Exercise requirements: Extract each line containing the string "Transcribe".

(Source data)

-=-=-=-=-

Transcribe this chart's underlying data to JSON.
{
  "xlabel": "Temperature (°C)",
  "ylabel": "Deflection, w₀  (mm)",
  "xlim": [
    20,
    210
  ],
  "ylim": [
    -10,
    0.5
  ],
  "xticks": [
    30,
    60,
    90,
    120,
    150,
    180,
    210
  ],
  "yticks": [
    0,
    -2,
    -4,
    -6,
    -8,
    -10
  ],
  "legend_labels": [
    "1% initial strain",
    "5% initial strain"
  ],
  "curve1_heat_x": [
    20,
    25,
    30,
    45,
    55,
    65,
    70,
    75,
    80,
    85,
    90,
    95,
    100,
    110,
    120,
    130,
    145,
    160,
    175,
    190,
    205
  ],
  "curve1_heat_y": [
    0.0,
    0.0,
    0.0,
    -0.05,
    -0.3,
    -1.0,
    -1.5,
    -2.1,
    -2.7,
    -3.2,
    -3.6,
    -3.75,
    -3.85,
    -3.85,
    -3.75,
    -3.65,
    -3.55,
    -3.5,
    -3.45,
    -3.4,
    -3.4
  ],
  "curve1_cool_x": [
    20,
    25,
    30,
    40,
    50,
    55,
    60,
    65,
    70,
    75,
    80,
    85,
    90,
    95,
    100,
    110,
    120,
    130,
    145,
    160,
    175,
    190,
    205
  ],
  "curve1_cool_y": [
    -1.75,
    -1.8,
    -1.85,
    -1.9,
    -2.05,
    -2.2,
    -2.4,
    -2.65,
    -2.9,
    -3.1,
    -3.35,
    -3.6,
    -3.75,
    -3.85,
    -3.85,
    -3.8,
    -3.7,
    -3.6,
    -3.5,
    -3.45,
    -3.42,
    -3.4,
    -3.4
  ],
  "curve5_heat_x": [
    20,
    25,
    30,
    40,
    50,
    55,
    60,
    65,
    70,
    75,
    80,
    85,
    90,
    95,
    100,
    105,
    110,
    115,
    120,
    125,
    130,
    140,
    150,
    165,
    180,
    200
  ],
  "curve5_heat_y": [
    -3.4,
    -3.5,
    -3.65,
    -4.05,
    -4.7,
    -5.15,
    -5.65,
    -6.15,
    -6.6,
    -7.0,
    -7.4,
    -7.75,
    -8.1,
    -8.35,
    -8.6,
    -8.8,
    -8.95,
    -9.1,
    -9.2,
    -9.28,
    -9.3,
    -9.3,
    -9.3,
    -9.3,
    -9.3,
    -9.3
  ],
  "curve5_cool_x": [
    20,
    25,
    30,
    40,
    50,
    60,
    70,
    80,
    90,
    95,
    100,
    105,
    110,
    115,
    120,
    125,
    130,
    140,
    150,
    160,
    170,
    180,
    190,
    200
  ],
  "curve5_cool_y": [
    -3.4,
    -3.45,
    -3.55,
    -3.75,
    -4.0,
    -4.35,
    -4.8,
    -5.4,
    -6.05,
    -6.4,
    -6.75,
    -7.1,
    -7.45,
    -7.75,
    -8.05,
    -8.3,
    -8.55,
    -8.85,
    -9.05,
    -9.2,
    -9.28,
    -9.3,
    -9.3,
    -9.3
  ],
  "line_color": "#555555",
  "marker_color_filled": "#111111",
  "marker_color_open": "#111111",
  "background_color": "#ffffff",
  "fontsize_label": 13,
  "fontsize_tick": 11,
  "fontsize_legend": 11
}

-=-=-=-=-

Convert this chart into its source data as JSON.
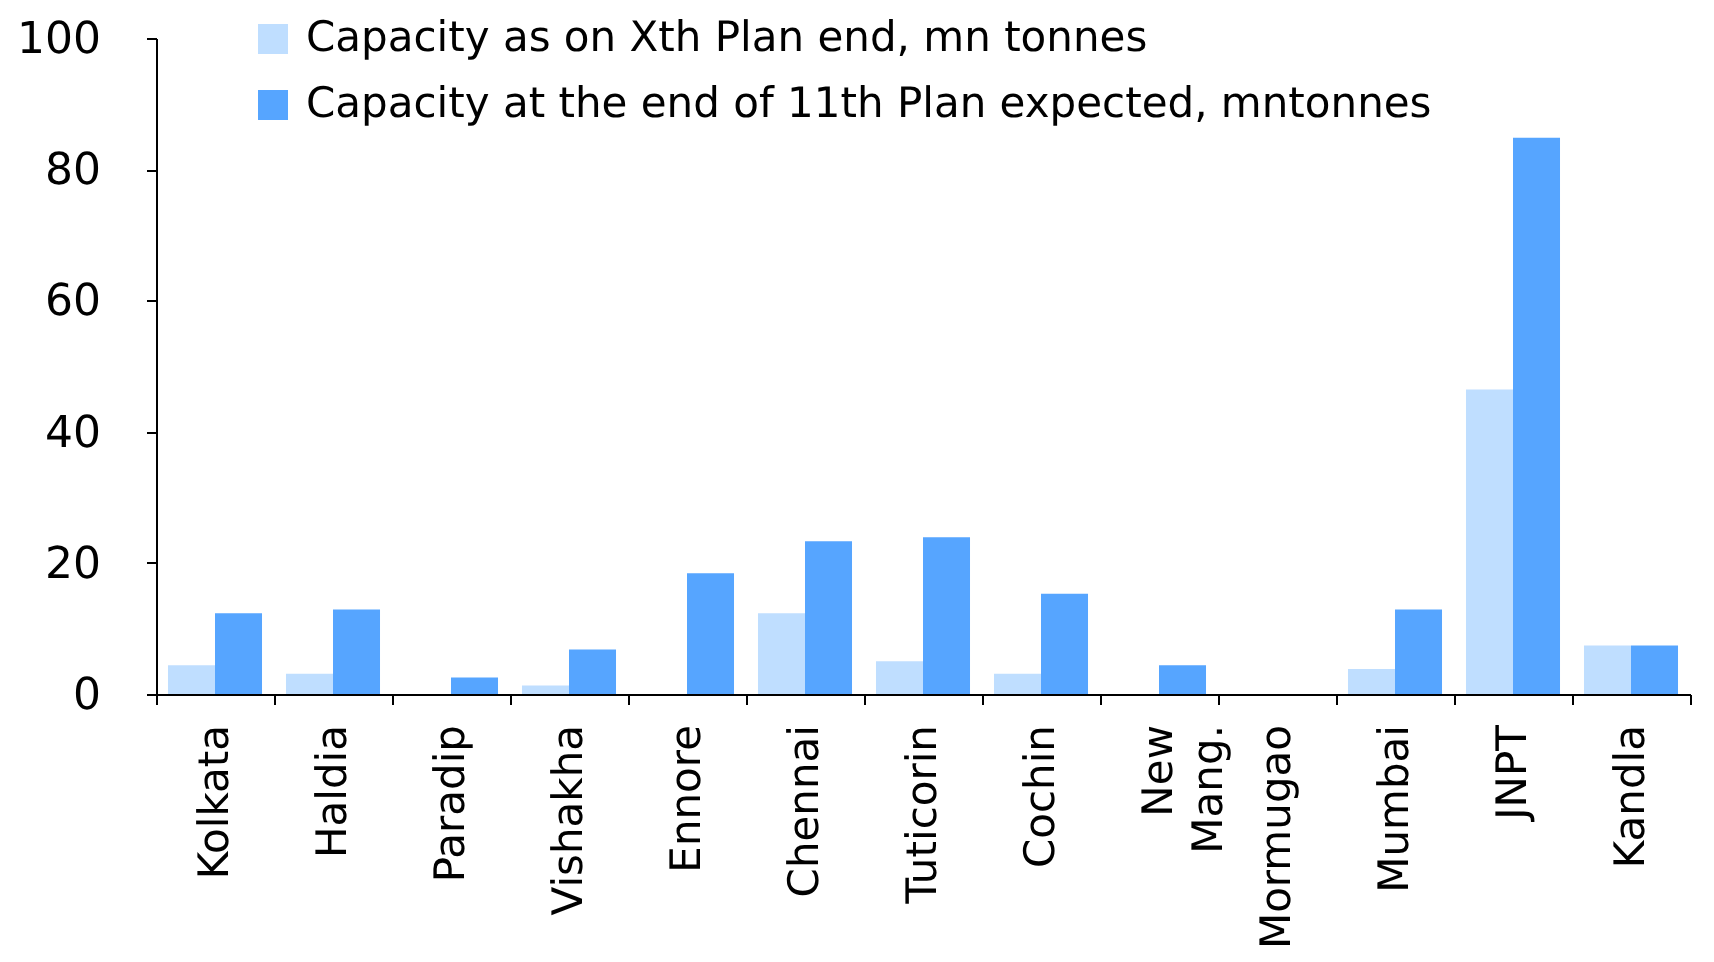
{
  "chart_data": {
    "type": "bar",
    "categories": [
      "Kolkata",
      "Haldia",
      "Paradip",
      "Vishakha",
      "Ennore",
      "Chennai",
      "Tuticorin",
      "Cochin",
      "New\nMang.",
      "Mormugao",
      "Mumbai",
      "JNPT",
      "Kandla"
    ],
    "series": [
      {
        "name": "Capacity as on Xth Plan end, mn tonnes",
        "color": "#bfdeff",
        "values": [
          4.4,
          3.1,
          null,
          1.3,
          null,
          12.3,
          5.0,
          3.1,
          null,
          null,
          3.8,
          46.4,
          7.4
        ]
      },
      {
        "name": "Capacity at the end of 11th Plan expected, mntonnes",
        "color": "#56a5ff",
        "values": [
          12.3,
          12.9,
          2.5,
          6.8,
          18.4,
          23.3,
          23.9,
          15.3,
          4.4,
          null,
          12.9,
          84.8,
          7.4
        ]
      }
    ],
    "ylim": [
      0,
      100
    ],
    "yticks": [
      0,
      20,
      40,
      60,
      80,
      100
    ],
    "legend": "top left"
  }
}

-=-=-=-=-

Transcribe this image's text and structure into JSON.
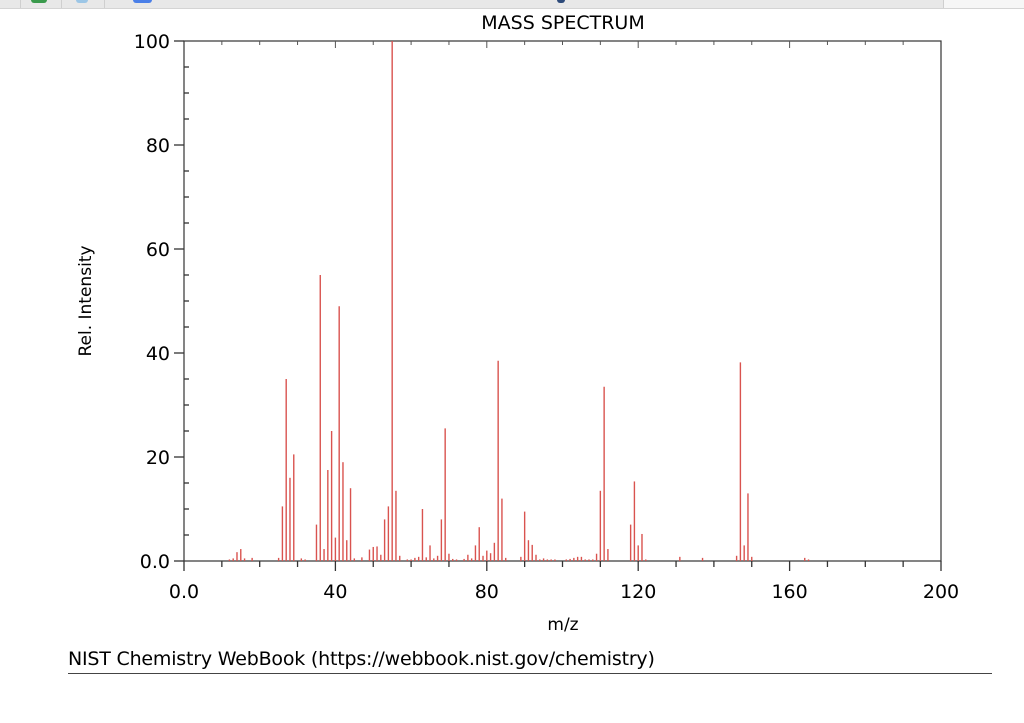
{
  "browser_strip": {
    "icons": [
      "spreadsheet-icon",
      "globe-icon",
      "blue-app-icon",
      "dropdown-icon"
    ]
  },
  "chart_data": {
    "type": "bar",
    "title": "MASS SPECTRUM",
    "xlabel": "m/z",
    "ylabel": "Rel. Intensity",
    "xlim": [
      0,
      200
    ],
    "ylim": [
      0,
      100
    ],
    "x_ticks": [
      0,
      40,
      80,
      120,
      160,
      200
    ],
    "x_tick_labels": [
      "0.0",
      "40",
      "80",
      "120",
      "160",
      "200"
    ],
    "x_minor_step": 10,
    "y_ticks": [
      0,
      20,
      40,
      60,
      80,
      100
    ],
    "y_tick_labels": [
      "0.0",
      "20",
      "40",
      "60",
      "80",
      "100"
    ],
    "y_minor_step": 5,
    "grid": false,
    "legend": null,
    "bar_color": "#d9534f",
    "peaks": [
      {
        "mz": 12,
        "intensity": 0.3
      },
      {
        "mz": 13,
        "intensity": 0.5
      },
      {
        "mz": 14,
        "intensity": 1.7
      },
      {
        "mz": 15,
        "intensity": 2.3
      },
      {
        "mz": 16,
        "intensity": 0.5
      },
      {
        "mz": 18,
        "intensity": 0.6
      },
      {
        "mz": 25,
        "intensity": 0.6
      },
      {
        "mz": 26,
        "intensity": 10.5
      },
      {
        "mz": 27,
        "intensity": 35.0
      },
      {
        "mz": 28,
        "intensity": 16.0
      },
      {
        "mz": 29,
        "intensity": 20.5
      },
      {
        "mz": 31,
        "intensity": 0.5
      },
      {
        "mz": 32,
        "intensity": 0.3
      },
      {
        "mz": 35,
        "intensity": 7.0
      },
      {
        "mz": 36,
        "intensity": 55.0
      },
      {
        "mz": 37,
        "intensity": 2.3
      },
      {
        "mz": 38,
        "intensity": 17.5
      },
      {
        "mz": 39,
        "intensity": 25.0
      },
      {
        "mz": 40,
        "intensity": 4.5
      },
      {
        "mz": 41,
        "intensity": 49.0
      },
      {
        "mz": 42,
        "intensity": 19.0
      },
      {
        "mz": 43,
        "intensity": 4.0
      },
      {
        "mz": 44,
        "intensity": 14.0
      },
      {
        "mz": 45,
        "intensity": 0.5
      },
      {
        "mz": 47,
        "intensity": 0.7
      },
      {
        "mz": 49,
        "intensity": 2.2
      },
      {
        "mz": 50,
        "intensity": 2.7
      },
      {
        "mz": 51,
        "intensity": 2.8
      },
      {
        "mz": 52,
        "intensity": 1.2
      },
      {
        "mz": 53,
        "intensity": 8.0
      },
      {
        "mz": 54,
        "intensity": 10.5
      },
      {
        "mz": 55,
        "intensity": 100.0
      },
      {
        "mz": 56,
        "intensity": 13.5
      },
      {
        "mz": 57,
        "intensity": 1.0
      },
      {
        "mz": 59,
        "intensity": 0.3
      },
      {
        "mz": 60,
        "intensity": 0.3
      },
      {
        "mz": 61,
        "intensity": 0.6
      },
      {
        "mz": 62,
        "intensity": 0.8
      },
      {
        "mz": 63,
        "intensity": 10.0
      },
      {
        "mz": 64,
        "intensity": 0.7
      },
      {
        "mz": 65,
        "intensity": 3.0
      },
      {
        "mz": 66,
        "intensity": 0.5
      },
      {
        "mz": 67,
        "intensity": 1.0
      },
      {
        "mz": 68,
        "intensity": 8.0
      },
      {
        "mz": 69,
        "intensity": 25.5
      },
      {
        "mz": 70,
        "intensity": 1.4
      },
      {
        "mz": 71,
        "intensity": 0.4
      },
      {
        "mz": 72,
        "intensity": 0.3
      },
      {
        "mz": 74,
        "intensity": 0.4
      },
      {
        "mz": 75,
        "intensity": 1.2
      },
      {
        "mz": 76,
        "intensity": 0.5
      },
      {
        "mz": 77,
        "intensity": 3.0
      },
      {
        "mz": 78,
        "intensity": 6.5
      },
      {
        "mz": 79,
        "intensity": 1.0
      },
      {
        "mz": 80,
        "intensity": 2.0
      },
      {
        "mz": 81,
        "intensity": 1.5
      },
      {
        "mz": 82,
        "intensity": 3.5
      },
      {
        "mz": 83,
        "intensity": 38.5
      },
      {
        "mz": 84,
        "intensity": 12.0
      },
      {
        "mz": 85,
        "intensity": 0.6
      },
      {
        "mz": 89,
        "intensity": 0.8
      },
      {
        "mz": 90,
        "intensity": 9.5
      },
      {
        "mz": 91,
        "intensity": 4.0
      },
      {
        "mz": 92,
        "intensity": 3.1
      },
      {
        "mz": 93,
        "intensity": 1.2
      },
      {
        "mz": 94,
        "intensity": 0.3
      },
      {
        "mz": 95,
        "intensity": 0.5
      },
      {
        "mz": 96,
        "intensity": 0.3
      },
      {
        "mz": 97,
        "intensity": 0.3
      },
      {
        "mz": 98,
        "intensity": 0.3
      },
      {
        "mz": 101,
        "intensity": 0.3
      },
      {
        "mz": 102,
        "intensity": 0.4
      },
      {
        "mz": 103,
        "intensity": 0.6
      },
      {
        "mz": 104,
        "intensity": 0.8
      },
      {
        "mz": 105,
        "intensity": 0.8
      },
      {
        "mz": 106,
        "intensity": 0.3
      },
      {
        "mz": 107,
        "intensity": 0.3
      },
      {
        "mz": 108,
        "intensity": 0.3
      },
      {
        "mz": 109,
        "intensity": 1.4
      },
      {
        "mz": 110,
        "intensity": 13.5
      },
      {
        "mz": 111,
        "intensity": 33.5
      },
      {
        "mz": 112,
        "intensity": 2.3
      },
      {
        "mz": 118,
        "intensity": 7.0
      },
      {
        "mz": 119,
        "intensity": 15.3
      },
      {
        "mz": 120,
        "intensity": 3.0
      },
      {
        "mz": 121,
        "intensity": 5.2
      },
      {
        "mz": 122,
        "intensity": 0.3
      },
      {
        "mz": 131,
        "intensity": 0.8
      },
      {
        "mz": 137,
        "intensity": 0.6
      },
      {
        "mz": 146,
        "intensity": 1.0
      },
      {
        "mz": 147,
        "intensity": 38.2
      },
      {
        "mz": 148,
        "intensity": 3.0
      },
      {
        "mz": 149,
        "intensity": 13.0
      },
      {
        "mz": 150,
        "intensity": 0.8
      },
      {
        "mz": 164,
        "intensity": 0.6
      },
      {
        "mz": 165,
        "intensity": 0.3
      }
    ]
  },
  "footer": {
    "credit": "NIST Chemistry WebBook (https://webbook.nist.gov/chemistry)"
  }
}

-=-=-=-=-

Solution for this exercise:
Transcribe this chart's underlying data to JSON.
Transcribe this image's text and structure into JSON.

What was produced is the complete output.